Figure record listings

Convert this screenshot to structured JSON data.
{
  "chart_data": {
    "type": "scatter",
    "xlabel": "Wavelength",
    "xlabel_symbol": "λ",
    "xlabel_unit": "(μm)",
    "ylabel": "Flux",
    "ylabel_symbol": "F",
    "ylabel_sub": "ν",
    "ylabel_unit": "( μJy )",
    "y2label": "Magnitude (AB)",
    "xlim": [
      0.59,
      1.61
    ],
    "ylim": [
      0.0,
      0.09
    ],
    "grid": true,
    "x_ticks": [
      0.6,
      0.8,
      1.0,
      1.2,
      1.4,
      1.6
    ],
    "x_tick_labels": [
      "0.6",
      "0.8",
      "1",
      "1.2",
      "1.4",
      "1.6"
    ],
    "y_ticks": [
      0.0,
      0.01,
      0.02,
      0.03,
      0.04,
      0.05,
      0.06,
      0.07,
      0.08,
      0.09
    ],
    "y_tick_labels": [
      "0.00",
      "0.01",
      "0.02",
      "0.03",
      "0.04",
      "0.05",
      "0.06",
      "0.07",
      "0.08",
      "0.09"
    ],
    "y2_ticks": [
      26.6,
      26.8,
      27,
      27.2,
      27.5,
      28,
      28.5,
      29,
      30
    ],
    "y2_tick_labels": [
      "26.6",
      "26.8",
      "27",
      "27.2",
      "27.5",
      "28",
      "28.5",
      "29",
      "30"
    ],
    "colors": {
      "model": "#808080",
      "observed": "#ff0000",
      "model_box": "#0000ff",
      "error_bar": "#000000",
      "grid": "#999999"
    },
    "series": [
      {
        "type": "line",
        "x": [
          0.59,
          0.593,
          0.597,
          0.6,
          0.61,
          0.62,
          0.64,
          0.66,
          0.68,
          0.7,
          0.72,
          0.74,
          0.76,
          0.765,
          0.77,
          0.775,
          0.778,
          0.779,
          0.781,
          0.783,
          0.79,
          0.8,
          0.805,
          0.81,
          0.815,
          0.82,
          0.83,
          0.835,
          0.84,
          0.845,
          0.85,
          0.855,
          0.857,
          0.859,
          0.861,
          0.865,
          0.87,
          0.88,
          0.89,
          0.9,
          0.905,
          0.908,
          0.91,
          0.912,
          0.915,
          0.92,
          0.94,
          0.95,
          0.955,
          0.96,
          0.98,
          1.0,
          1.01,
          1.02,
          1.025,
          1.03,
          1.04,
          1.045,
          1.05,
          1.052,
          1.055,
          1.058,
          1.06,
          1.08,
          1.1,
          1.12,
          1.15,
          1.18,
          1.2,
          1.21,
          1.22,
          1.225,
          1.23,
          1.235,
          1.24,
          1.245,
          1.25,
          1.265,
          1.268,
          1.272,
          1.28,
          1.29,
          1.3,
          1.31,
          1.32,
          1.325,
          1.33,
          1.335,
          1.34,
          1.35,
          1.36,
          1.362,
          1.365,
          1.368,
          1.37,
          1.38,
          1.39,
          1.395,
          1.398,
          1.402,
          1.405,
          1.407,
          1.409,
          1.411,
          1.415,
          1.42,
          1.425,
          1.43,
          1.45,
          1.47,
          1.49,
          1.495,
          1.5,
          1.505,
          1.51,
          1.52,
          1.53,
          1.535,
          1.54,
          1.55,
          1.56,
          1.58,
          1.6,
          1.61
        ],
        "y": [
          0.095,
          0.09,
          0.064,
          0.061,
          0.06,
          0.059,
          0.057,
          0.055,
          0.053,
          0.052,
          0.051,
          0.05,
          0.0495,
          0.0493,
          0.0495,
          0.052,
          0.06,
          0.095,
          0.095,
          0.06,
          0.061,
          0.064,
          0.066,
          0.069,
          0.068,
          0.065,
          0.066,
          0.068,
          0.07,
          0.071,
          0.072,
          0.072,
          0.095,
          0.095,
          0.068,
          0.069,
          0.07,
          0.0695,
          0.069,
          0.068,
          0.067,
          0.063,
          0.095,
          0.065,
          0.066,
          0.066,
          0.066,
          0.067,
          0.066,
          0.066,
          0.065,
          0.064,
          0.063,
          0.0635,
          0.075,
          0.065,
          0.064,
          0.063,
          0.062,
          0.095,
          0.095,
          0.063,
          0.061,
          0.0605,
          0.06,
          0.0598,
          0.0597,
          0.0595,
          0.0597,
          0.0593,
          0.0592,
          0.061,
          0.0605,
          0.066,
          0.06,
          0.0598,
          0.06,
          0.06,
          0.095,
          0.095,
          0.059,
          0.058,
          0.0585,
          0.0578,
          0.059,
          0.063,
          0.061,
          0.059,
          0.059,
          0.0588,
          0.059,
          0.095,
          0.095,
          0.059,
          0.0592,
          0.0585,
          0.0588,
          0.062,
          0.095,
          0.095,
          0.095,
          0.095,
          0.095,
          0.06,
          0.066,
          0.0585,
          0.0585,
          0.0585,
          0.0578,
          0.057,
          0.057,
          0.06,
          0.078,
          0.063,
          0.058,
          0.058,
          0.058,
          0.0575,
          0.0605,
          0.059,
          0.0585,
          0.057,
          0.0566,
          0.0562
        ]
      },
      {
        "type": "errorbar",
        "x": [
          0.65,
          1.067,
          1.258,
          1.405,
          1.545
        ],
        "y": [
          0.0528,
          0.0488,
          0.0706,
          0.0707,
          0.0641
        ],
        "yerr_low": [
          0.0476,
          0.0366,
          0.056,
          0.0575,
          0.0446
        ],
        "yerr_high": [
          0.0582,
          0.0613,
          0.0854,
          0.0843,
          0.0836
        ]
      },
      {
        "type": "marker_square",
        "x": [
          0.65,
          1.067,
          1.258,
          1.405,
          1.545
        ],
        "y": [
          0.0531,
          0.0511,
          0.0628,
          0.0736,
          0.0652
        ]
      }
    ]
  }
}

> _Direction_:
Copy all of the data exactly.

> _Solution to the problem_:
Convert this screenshot to structured JSON data.
{
  "chart_data": {
    "type": "scatter",
    "xlabel": "Wavelength",
    "xlabel_symbol": "λ",
    "xlabel_unit": "(μm)",
    "ylabel": "Flux",
    "ylabel_symbol": "F",
    "ylabel_sub": "ν",
    "ylabel_unit": "( μJy )",
    "y2label": "Magnitude (AB)",
    "xlim": [
      0.59,
      1.61
    ],
    "ylim": [
      0.0,
      0.09
    ],
    "grid": true,
    "x_ticks": [
      0.6,
      0.8,
      1.0,
      1.2,
      1.4,
      1.6
    ],
    "x_tick_labels": [
      "0.6",
      "0.8",
      "1",
      "1.2",
      "1.4",
      "1.6"
    ],
    "y_ticks": [
      0.0,
      0.01,
      0.02,
      0.03,
      0.04,
      0.05,
      0.06,
      0.07,
      0.08,
      0.09
    ],
    "y_tick_labels": [
      "0.00",
      "0.01",
      "0.02",
      "0.03",
      "0.04",
      "0.05",
      "0.06",
      "0.07",
      "0.08",
      "0.09"
    ],
    "y2_ticks": [
      26.6,
      26.8,
      27,
      27.2,
      27.5,
      28,
      28.5,
      29,
      30
    ],
    "y2_tick_labels": [
      "26.6",
      "26.8",
      "27",
      "27.2",
      "27.5",
      "28",
      "28.5",
      "29",
      "30"
    ],
    "colors": {
      "model": "#808080",
      "observed": "#ff0000",
      "model_box": "#0000ff",
      "error_bar": "#000000",
      "grid": "#999999"
    },
    "series": [
      {
        "type": "line",
        "x": [
          0.59,
          0.593,
          0.597,
          0.6,
          0.61,
          0.62,
          0.64,
          0.66,
          0.68,
          0.7,
          0.72,
          0.74,
          0.76,
          0.765,
          0.77,
          0.775,
          0.778,
          0.779,
          0.781,
          0.783,
          0.79,
          0.8,
          0.805,
          0.81,
          0.815,
          0.82,
          0.83,
          0.835,
          0.84,
          0.845,
          0.85,
          0.855,
          0.857,
          0.859,
          0.861,
          0.865,
          0.87,
          0.88,
          0.89,
          0.9,
          0.905,
          0.908,
          0.91,
          0.912,
          0.915,
          0.92,
          0.94,
          0.95,
          0.955,
          0.96,
          0.98,
          1.0,
          1.01,
          1.02,
          1.025,
          1.03,
          1.04,
          1.045,
          1.05,
          1.052,
          1.055,
          1.058,
          1.06,
          1.08,
          1.1,
          1.12,
          1.15,
          1.18,
          1.2,
          1.21,
          1.22,
          1.225,
          1.23,
          1.235,
          1.24,
          1.245,
          1.25,
          1.265,
          1.268,
          1.272,
          1.28,
          1.29,
          1.3,
          1.31,
          1.32,
          1.325,
          1.33,
          1.335,
          1.34,
          1.35,
          1.36,
          1.362,
          1.365,
          1.368,
          1.37,
          1.38,
          1.39,
          1.395,
          1.398,
          1.402,
          1.405,
          1.407,
          1.409,
          1.411,
          1.415,
          1.42,
          1.425,
          1.43,
          1.45,
          1.47,
          1.49,
          1.495,
          1.5,
          1.505,
          1.51,
          1.52,
          1.53,
          1.535,
          1.54,
          1.55,
          1.56,
          1.58,
          1.6,
          1.61
        ],
        "y": [
          0.095,
          0.09,
          0.064,
          0.061,
          0.06,
          0.059,
          0.057,
          0.055,
          0.053,
          0.052,
          0.051,
          0.05,
          0.0495,
          0.0493,
          0.0495,
          0.052,
          0.06,
          0.095,
          0.095,
          0.06,
          0.061,
          0.064,
          0.066,
          0.069,
          0.068,
          0.065,
          0.066,
          0.068,
          0.07,
          0.071,
          0.072,
          0.072,
          0.095,
          0.095,
          0.068,
          0.069,
          0.07,
          0.0695,
          0.069,
          0.068,
          0.067,
          0.063,
          0.095,
          0.065,
          0.066,
          0.066,
          0.066,
          0.067,
          0.066,
          0.066,
          0.065,
          0.064,
          0.063,
          0.0635,
          0.075,
          0.065,
          0.064,
          0.063,
          0.062,
          0.095,
          0.095,
          0.063,
          0.061,
          0.0605,
          0.06,
          0.0598,
          0.0597,
          0.0595,
          0.0597,
          0.0593,
          0.0592,
          0.061,
          0.0605,
          0.066,
          0.06,
          0.0598,
          0.06,
          0.06,
          0.095,
          0.095,
          0.059,
          0.058,
          0.0585,
          0.0578,
          0.059,
          0.063,
          0.061,
          0.059,
          0.059,
          0.0588,
          0.059,
          0.095,
          0.095,
          0.059,
          0.0592,
          0.0585,
          0.0588,
          0.062,
          0.095,
          0.095,
          0.095,
          0.095,
          0.095,
          0.06,
          0.066,
          0.0585,
          0.0585,
          0.0585,
          0.0578,
          0.057,
          0.057,
          0.06,
          0.078,
          0.063,
          0.058,
          0.058,
          0.058,
          0.0575,
          0.0605,
          0.059,
          0.0585,
          0.057,
          0.0566,
          0.0562
        ]
      },
      {
        "type": "errorbar",
        "x": [
          0.65,
          1.067,
          1.258,
          1.405,
          1.545
        ],
        "y": [
          0.0528,
          0.0488,
          0.0706,
          0.0707,
          0.0641
        ],
        "yerr_low": [
          0.0476,
          0.0366,
          0.056,
          0.0575,
          0.0446
        ],
        "yerr_high": [
          0.0582,
          0.0613,
          0.0854,
          0.0843,
          0.0836
        ]
      },
      {
        "type": "marker_square",
        "x": [
          0.65,
          1.067,
          1.258,
          1.405,
          1.545
        ],
        "y": [
          0.0531,
          0.0511,
          0.0628,
          0.0736,
          0.0652
        ]
      }
    ]
  }
}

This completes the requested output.